Work required: Copy out each line of the material in which the word "selected" appears.

Input:
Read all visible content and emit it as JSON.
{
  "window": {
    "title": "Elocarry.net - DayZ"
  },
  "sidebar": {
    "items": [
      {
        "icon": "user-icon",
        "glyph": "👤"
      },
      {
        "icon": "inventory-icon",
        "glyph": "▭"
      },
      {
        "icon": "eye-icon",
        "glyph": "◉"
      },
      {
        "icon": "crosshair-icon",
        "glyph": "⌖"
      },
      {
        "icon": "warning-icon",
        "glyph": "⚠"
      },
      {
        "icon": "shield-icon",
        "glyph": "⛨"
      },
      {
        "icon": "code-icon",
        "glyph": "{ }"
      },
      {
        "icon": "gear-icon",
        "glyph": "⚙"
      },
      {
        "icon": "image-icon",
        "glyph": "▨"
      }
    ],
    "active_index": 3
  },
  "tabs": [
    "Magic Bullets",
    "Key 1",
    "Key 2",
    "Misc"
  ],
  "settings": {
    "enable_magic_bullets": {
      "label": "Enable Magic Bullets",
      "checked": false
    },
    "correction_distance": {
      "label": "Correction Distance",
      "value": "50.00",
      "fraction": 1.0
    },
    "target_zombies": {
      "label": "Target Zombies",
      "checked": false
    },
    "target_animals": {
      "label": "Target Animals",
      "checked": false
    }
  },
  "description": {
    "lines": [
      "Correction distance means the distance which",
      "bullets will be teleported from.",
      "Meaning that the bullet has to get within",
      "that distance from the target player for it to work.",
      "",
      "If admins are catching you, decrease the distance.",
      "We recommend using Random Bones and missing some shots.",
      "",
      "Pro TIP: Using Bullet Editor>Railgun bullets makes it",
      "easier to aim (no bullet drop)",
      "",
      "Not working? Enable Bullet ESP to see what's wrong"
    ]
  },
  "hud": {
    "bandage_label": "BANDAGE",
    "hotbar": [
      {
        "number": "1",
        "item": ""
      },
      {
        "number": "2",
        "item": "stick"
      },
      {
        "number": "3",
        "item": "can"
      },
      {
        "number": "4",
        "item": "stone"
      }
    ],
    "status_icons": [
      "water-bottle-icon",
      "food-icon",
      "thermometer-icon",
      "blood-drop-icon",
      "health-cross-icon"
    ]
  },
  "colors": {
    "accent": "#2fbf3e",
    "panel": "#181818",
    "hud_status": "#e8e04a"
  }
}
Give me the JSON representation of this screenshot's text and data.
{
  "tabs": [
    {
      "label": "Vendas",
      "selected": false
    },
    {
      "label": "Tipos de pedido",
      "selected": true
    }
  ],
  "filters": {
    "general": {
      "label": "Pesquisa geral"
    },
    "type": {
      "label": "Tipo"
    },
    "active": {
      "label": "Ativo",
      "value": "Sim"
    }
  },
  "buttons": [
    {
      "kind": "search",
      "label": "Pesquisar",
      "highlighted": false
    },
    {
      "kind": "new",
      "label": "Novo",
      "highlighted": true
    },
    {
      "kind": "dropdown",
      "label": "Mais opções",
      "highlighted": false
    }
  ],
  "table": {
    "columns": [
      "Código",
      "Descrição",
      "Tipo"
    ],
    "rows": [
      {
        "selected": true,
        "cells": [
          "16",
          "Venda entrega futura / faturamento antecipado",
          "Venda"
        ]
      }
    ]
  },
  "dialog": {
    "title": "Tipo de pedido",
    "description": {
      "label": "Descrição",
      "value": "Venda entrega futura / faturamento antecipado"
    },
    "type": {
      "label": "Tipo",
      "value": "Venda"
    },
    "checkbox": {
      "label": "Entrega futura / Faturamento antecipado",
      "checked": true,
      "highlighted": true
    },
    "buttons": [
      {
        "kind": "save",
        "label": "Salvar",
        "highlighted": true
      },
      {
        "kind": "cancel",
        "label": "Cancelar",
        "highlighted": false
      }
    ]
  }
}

Exercise response:
      "selected": false
      "selected": true
        "selected": true,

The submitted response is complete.